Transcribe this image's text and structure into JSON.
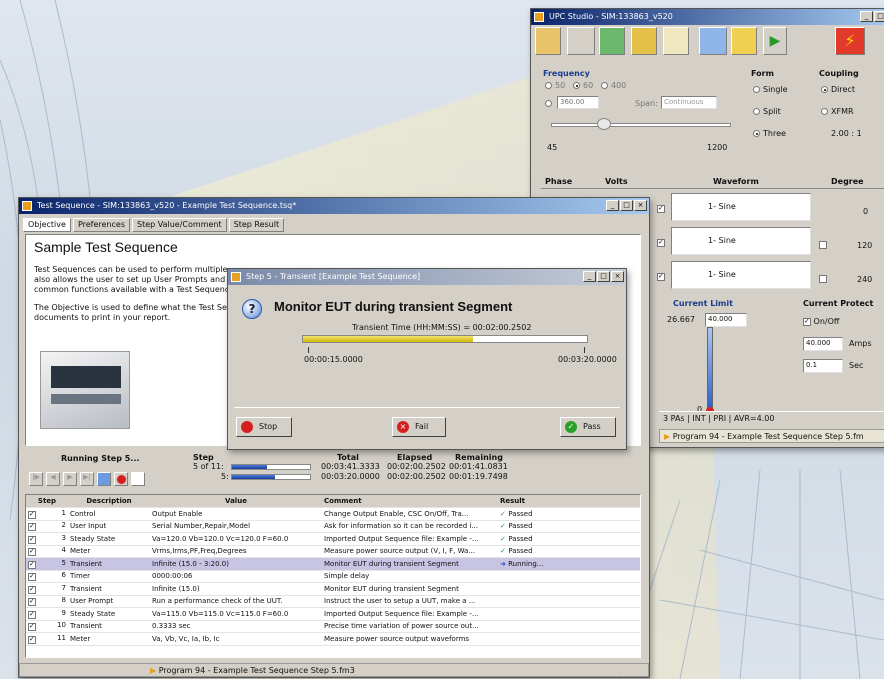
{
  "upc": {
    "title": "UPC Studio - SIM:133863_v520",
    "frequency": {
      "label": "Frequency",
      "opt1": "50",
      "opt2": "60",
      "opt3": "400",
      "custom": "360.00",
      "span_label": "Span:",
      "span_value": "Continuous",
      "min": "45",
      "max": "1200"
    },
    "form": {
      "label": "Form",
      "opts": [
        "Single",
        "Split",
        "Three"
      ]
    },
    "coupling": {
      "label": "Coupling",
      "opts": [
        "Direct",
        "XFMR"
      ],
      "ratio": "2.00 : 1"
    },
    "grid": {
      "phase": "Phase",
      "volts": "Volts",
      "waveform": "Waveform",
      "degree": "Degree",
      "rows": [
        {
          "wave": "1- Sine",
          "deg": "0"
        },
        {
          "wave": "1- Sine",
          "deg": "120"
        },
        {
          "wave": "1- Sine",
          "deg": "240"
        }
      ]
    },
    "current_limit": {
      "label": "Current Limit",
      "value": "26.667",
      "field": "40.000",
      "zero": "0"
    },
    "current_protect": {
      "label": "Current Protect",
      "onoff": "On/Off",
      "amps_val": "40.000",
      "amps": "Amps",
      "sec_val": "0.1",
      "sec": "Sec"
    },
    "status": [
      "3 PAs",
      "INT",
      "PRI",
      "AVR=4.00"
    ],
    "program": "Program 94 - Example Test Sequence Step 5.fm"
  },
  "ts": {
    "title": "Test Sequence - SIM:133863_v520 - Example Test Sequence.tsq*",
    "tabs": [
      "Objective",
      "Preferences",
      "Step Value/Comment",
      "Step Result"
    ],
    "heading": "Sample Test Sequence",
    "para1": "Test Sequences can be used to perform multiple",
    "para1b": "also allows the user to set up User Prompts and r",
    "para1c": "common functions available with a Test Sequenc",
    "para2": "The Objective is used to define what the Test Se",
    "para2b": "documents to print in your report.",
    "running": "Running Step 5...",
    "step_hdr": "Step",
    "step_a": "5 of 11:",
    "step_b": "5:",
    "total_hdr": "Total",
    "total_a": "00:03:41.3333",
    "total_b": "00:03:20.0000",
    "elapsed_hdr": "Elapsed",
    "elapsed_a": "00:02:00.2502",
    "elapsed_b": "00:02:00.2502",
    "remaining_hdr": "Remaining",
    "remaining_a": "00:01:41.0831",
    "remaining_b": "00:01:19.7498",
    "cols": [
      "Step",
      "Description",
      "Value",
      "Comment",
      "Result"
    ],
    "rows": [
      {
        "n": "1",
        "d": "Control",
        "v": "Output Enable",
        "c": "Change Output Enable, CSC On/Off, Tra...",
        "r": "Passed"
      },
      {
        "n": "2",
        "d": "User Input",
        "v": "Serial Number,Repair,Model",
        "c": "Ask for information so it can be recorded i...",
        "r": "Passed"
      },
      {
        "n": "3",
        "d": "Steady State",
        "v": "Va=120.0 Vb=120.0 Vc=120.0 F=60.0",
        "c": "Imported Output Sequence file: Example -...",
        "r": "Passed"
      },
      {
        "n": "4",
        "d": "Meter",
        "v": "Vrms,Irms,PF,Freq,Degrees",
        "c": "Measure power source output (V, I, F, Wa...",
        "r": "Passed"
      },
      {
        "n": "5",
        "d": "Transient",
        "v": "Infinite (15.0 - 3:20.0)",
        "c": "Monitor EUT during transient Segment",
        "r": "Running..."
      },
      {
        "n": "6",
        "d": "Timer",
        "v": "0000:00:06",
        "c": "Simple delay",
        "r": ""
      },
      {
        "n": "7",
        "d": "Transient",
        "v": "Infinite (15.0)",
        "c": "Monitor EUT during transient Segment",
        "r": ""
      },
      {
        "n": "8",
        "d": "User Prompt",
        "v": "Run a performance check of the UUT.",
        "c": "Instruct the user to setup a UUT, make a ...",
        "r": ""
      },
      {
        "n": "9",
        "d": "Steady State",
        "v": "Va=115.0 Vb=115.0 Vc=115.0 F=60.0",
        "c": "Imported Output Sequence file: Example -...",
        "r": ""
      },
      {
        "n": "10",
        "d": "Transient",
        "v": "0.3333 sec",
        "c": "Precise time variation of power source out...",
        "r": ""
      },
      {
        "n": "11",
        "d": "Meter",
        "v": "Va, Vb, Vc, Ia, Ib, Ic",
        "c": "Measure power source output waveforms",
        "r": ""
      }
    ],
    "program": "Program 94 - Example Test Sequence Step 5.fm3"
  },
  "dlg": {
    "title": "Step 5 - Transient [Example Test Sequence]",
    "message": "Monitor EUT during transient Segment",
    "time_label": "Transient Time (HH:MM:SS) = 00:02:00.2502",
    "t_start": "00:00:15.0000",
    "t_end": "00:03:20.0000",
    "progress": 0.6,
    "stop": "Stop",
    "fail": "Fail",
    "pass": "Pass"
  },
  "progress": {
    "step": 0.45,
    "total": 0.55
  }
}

*Stated goal*:
In the entries above, identify each line that includes the string "used", then copy it.

*Exercise output*:
    "para1": "Test Sequences can be used to perform multiple",
    "para2": "The Objective is used to define what the Test Se",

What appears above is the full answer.